Work to be completed >> Copy out all lines that carry the word "ambassadrice".

Given records >>
# # # # #
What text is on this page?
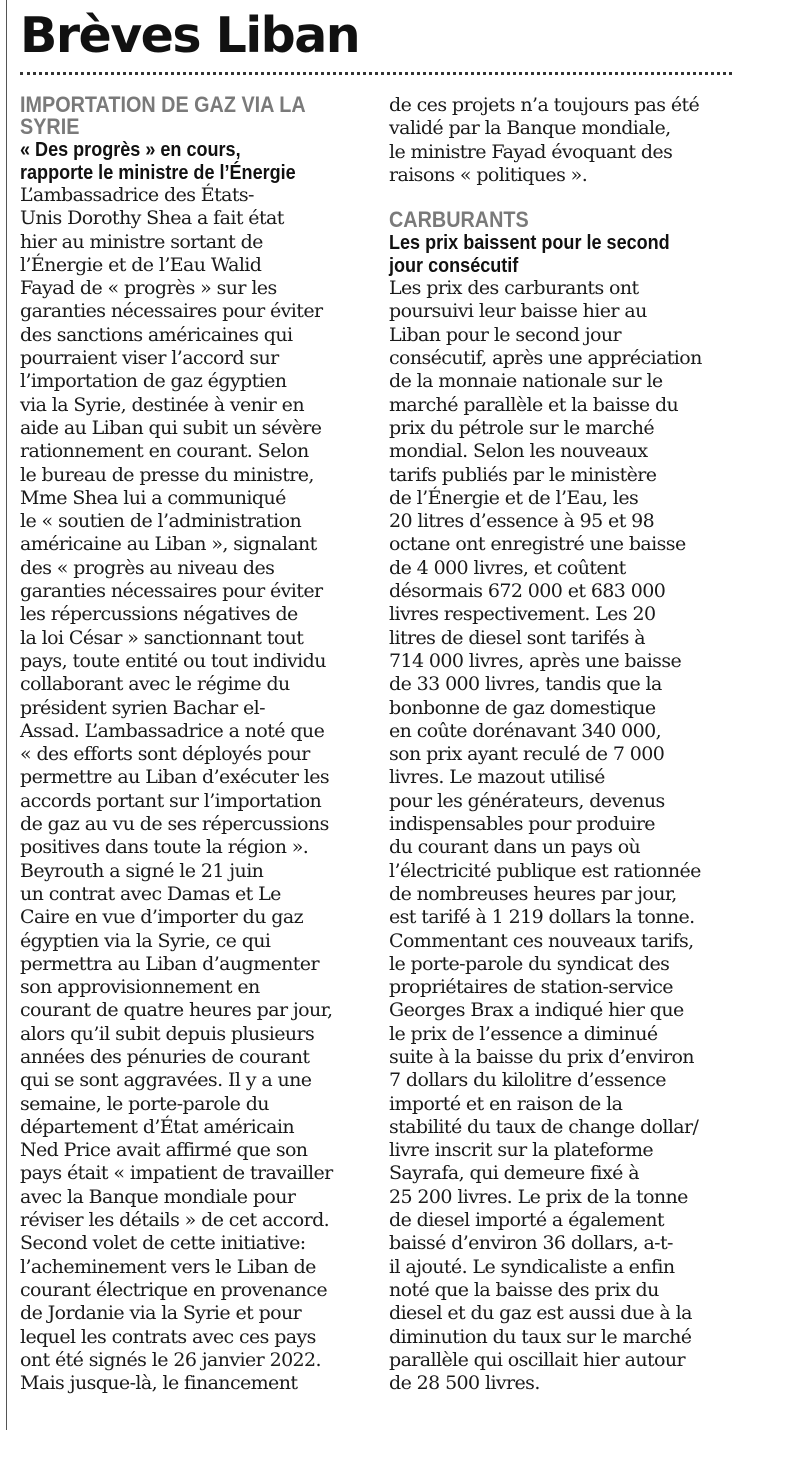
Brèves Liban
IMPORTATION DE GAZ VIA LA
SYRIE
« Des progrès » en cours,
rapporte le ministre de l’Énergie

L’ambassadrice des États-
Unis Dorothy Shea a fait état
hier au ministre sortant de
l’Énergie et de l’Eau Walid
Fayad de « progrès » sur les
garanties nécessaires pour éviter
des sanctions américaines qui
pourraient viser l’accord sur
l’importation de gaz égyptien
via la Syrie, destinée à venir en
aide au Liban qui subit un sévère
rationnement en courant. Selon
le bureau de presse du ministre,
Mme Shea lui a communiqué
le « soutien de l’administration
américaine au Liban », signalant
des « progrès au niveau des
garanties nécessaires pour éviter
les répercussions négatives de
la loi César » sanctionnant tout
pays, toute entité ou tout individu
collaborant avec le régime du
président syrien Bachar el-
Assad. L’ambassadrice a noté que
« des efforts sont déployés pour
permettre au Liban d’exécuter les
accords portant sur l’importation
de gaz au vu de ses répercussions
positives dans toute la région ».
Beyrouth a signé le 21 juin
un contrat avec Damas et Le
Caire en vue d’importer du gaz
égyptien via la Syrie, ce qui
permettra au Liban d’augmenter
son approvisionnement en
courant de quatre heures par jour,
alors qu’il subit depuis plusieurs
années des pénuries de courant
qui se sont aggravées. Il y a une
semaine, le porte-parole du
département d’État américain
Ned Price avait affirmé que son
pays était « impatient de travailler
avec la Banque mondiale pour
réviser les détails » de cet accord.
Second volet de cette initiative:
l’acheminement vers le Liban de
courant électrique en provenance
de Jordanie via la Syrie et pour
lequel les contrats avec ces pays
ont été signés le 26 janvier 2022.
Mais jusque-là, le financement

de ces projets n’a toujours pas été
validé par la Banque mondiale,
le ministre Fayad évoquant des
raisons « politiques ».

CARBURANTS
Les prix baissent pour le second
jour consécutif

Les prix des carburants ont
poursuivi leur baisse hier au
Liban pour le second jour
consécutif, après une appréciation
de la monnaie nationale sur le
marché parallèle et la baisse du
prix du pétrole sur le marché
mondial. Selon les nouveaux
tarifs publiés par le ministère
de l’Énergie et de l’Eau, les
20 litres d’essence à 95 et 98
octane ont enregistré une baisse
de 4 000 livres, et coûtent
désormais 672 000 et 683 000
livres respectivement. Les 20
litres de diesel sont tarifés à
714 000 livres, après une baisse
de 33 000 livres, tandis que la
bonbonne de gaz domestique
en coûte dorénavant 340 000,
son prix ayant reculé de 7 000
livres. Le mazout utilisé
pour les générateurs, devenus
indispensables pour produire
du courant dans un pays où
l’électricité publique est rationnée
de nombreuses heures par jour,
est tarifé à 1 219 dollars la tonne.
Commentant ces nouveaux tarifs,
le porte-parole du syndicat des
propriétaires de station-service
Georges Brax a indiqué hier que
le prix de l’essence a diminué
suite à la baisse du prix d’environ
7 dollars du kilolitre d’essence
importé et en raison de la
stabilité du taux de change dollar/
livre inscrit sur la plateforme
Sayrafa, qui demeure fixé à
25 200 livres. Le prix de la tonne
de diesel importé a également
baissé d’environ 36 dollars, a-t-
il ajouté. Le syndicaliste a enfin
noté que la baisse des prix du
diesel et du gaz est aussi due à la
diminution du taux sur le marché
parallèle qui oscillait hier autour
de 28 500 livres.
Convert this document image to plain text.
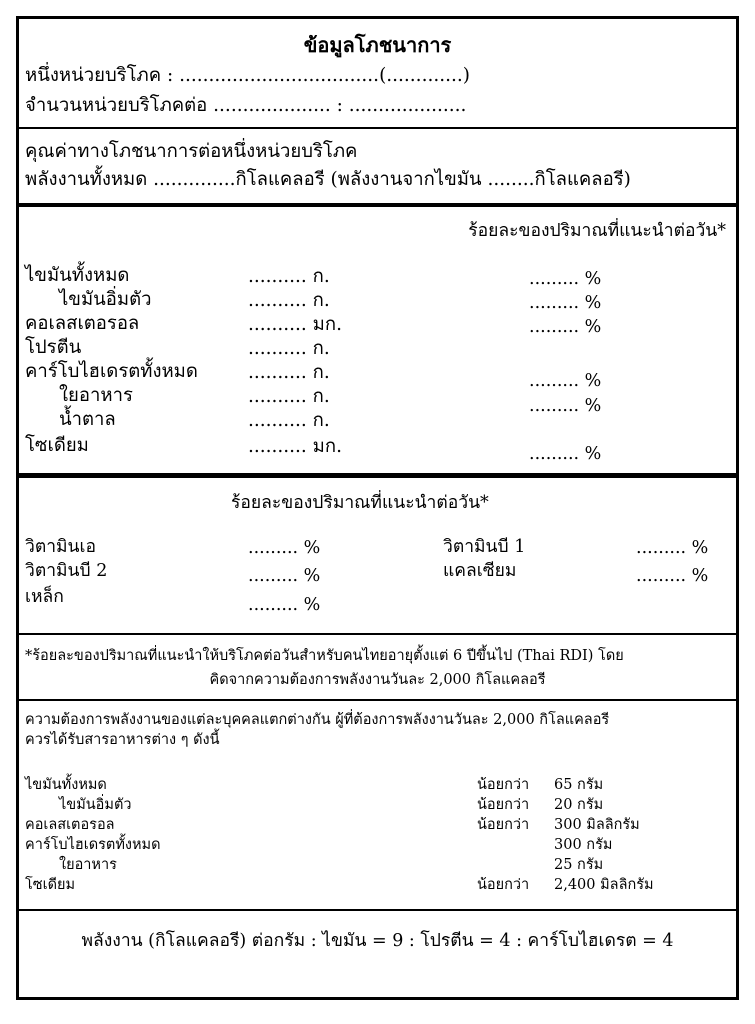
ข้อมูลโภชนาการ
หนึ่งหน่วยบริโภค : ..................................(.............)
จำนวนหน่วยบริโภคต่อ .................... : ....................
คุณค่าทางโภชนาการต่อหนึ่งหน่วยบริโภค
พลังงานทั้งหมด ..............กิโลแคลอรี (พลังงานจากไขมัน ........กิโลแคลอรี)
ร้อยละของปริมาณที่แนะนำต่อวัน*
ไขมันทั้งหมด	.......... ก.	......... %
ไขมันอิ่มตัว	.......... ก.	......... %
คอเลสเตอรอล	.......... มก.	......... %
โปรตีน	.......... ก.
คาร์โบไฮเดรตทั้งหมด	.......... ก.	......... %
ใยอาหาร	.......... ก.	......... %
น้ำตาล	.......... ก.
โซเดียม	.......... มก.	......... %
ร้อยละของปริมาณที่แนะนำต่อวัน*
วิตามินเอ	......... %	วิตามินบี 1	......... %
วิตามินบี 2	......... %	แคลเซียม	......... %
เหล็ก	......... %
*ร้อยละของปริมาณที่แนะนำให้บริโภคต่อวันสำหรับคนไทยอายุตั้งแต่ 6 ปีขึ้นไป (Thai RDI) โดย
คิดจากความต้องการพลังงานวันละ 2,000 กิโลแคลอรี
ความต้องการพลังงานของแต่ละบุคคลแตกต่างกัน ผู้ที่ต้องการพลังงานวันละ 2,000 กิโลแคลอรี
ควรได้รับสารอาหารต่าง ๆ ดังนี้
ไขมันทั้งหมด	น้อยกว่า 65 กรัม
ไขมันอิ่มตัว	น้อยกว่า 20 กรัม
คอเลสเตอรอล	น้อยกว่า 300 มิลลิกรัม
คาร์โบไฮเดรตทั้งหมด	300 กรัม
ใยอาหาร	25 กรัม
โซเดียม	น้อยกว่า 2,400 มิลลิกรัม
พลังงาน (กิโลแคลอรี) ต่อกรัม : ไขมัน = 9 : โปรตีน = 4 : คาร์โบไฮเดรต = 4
# # # # #
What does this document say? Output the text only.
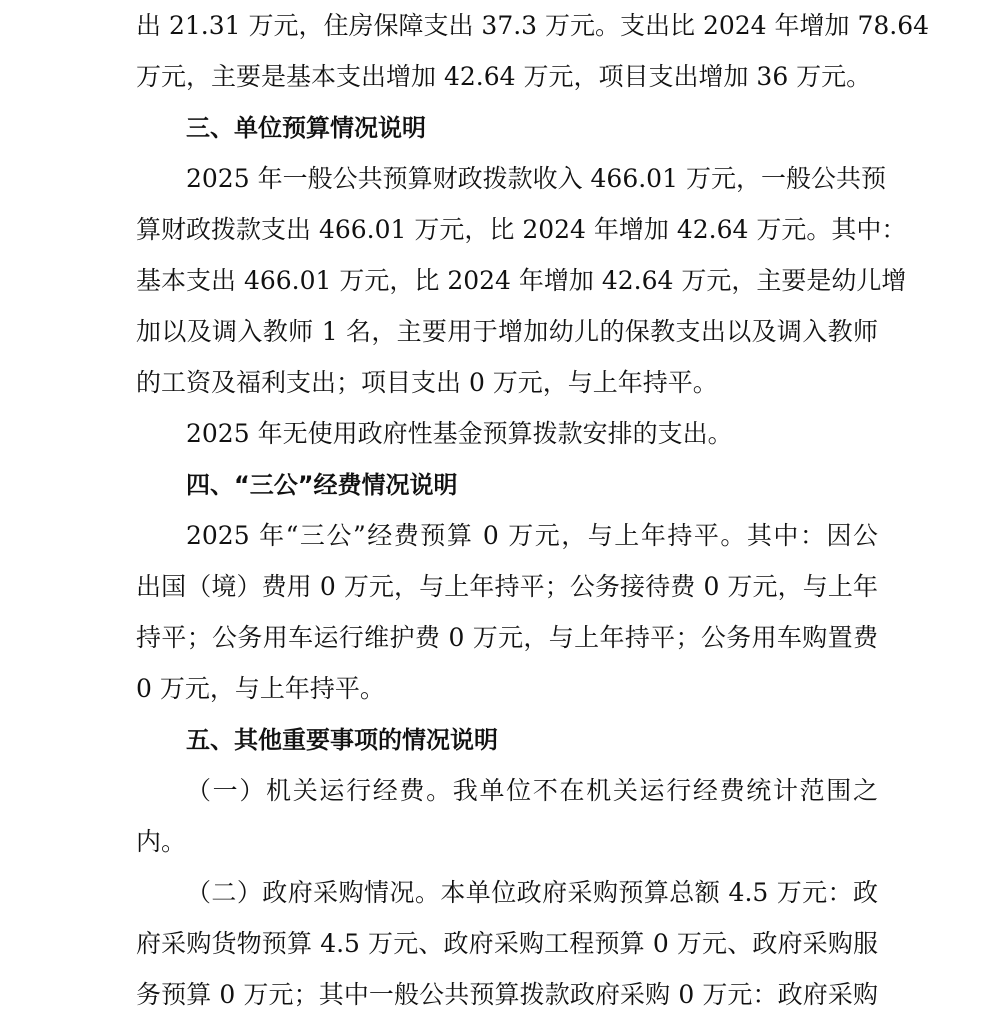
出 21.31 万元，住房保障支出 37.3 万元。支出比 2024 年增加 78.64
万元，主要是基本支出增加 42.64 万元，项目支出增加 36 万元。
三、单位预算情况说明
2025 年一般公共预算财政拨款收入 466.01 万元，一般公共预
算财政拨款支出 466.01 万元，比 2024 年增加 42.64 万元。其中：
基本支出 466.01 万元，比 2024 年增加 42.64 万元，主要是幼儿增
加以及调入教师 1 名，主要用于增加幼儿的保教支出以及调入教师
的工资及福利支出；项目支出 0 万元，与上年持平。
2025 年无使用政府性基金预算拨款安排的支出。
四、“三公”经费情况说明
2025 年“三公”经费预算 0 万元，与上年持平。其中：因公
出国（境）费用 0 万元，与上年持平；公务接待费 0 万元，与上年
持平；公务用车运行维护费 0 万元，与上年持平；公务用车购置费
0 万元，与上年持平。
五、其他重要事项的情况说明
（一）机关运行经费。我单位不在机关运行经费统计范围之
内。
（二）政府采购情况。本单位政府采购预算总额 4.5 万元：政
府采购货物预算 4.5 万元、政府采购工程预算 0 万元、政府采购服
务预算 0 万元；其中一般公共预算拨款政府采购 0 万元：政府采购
# # # # #
Result of the task >>
L’ambassadrice des États-
Assad. L’ambassadrice a noté que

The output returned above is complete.